Exercise prompt: Wherever a line in the data below holds "ὑδρογόνου", copy that line.

Records from a data source:

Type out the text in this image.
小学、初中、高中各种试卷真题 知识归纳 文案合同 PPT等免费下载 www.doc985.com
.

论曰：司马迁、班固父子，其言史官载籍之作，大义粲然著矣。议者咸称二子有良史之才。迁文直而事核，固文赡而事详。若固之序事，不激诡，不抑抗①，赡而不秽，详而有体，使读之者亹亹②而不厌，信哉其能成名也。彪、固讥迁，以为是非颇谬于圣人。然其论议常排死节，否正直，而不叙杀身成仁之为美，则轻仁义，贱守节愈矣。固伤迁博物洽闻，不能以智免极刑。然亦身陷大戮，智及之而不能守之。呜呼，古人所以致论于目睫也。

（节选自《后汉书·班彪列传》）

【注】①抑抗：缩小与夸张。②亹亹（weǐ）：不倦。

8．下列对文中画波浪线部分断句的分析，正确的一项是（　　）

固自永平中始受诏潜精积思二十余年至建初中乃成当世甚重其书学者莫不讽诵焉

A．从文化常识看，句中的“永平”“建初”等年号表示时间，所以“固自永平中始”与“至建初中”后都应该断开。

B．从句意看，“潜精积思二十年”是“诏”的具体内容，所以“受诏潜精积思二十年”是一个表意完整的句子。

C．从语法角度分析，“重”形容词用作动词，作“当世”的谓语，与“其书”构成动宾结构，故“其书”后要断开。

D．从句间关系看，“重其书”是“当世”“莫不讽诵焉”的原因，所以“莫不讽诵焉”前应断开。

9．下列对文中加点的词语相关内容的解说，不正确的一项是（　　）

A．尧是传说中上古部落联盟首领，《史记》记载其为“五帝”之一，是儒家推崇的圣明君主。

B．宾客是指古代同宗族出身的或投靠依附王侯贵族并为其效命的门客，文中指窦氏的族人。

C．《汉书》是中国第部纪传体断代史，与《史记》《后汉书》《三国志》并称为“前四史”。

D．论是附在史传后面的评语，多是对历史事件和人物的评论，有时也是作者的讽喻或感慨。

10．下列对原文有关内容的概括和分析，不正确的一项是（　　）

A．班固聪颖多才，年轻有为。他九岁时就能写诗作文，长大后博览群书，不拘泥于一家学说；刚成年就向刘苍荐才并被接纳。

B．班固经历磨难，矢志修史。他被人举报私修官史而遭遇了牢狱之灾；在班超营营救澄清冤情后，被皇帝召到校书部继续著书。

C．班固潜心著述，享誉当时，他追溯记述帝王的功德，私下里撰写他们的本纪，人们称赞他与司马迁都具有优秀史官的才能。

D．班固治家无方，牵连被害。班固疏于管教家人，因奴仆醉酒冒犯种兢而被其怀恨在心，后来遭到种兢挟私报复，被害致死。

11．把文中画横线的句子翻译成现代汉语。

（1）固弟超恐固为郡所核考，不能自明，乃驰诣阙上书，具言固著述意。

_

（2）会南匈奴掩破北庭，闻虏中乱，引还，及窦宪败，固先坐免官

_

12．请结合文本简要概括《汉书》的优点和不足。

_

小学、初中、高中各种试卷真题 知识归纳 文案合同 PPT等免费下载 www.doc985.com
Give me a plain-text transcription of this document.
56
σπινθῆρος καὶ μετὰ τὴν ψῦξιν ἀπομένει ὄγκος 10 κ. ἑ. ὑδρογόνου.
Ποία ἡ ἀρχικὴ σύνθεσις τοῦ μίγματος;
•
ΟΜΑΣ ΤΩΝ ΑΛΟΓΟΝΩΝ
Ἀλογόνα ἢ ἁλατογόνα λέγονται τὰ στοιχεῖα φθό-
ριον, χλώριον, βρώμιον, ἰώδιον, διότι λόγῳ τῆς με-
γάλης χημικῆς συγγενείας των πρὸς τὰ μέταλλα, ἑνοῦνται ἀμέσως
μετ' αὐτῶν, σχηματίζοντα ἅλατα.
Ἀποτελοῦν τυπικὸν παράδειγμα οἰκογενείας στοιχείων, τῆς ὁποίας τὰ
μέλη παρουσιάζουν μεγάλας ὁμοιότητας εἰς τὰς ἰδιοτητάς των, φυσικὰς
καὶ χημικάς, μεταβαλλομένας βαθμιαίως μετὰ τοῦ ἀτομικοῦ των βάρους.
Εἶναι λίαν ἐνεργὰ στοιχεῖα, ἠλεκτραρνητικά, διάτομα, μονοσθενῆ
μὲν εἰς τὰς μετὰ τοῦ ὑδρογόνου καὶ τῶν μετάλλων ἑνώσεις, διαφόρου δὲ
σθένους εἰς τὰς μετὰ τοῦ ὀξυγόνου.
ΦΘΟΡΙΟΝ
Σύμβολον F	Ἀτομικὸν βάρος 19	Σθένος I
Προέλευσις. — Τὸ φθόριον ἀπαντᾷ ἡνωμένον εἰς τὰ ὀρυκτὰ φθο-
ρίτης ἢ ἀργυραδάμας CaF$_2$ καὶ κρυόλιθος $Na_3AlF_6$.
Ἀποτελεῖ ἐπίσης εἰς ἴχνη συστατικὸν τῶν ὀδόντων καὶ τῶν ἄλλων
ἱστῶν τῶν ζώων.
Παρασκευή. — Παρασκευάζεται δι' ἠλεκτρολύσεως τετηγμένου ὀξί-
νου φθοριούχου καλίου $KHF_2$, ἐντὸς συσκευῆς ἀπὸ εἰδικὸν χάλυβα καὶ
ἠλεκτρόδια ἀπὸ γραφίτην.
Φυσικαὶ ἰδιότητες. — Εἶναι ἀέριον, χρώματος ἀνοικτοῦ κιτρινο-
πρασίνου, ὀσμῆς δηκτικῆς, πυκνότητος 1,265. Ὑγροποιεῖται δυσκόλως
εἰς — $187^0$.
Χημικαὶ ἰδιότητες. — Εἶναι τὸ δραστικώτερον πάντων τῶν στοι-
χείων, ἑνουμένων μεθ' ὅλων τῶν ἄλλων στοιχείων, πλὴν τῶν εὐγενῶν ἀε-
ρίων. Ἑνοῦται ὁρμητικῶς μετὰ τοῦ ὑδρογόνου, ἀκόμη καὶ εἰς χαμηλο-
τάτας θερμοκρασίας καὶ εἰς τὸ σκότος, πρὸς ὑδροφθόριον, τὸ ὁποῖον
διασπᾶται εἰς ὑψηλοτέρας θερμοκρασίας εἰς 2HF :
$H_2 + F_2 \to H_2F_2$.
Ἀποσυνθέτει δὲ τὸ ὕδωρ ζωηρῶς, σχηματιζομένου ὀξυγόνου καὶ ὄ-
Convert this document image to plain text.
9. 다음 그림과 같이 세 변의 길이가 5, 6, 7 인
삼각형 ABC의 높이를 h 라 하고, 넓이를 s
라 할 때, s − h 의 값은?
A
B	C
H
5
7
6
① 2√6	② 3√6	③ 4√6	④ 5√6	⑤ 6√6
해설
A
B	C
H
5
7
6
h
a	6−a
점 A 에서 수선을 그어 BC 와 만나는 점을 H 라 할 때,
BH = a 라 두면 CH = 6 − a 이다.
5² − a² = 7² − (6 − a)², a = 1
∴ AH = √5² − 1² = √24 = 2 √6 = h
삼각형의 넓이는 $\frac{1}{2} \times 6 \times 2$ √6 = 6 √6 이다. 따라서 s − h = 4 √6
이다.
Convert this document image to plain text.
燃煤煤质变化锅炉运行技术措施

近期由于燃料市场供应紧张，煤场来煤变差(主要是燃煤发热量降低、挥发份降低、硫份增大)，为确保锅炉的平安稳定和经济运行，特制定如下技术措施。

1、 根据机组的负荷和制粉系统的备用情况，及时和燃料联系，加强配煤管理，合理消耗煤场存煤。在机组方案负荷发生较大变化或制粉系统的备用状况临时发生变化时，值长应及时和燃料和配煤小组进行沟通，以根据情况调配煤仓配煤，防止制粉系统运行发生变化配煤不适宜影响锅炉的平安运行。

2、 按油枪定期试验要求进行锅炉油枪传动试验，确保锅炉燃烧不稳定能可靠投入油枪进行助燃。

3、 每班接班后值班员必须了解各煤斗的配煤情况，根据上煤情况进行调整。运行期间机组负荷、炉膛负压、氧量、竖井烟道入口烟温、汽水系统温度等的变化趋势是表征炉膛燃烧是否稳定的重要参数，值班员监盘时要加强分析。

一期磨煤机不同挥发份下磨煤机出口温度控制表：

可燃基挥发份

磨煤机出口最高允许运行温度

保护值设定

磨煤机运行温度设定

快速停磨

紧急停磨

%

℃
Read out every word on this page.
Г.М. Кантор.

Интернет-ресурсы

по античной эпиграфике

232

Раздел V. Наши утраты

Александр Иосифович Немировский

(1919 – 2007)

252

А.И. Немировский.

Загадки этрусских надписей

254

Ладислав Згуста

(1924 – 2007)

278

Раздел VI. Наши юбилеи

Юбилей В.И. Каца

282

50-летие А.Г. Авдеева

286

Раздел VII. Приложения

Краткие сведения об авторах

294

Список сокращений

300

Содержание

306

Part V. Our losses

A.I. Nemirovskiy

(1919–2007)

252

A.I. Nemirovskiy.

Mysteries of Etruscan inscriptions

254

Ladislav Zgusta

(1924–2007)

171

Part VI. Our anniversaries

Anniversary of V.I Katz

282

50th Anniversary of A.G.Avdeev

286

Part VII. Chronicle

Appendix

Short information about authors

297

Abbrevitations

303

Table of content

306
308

Exercise answer:
σπινθῆρος καὶ μετὰ τὴν ψῦξιν ἀπομένει ὄγκος 10 κ. ἑ. ὑδρογόνου.
μὲν εἰς τὰς μετὰ τοῦ ὑδρογόνου καὶ τῶν μετάλλων ἑνώσεις, διαφόρου δὲ
ρίων. Ἑνοῦται ὁρμητικῶς μετὰ τοῦ ὑδρογόνου, ἀκόμη καὶ εἰς χαμηλο-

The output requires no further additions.